(Figure record listings)
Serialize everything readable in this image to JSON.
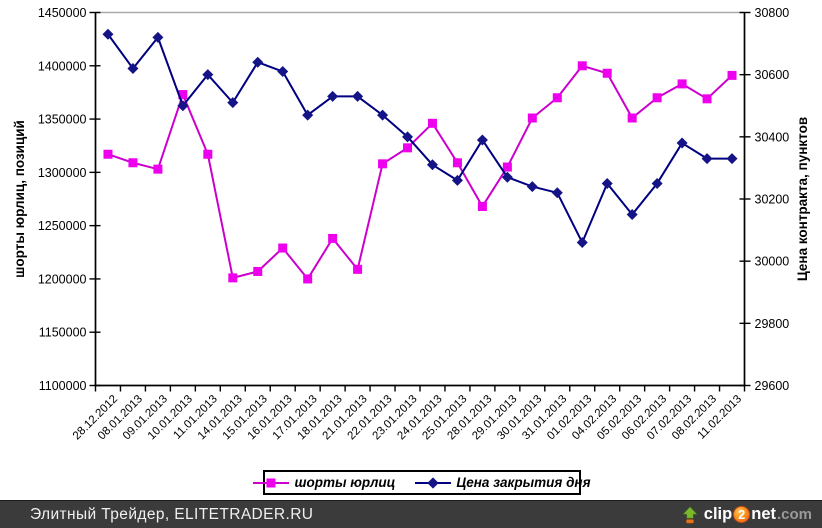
{
  "chart_data": {
    "type": "line",
    "title": "",
    "categories": [
      "28.12.2012",
      "08.01.2013",
      "09.01.2013",
      "10.01.2013",
      "11.01.2013",
      "14.01.2013",
      "15.01.2013",
      "16.01.2013",
      "17.01.2013",
      "18.01.2013",
      "21.01.2013",
      "22.01.2013",
      "23.01.2013",
      "24.01.2013",
      "25.01.2013",
      "28.01.2013",
      "29.01.2013",
      "30.01.2013",
      "31.01.2013",
      "01.02.2013",
      "04.02.2013",
      "05.02.2013",
      "06.02.2013",
      "07.02.2013",
      "08.02.2013",
      "11.02.2013"
    ],
    "series": [
      {
        "name": "шорты юрлиц",
        "axis": "left",
        "marker": "square",
        "color": "#CC00CC",
        "marker_color": "#EE00EE",
        "values": [
          1317000,
          1309000,
          1303000,
          1373000,
          1317000,
          1201000,
          1207000,
          1229000,
          1200000,
          1238000,
          1209000,
          1308000,
          1323000,
          1346000,
          1309000,
          1268000,
          1305000,
          1351000,
          1370000,
          1400000,
          1393000,
          1351000,
          1370000,
          1383000,
          1369000,
          1391000
        ]
      },
      {
        "name": "Цена закрытия дня",
        "axis": "right",
        "marker": "diamond",
        "color": "#000080",
        "marker_color": "#141487",
        "values": [
          30730,
          30620,
          30720,
          30500,
          30600,
          30510,
          30640,
          30610,
          30470,
          30530,
          30530,
          30470,
          30400,
          30310,
          30260,
          30390,
          30270,
          30240,
          30220,
          30060,
          30250,
          30150,
          30250,
          30380,
          30330,
          30330
        ]
      }
    ],
    "axes": {
      "left": {
        "title": "шорты юрлиц, позиций",
        "min": 1100000,
        "max": 1450000,
        "ticks": [
          "1450000",
          "1400000",
          "1350000",
          "1300000",
          "1250000",
          "1200000",
          "1150000",
          "1100000"
        ]
      },
      "right": {
        "title": "Цена контракта, пунктов",
        "min": 29600,
        "max": 30800,
        "ticks": [
          "30800",
          "30600",
          "30400",
          "30200",
          "30000",
          "29800",
          "29600"
        ]
      }
    },
    "legend_position": "bottom",
    "grid": "off"
  },
  "footer": {
    "credit": "Элитный Трейдер, ELITETRADER.RU",
    "logo": {
      "icon": "upload-arrow-icon",
      "clip": "clip",
      "two": "2",
      "net": "net",
      "com": ".com"
    }
  }
}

PROBLEM STATEMENT => Copy all lines from the material that contain "name".

TASK RESPONSE =>
        "name": "шорты юрлиц",
        "name": "Цена закрытия дня",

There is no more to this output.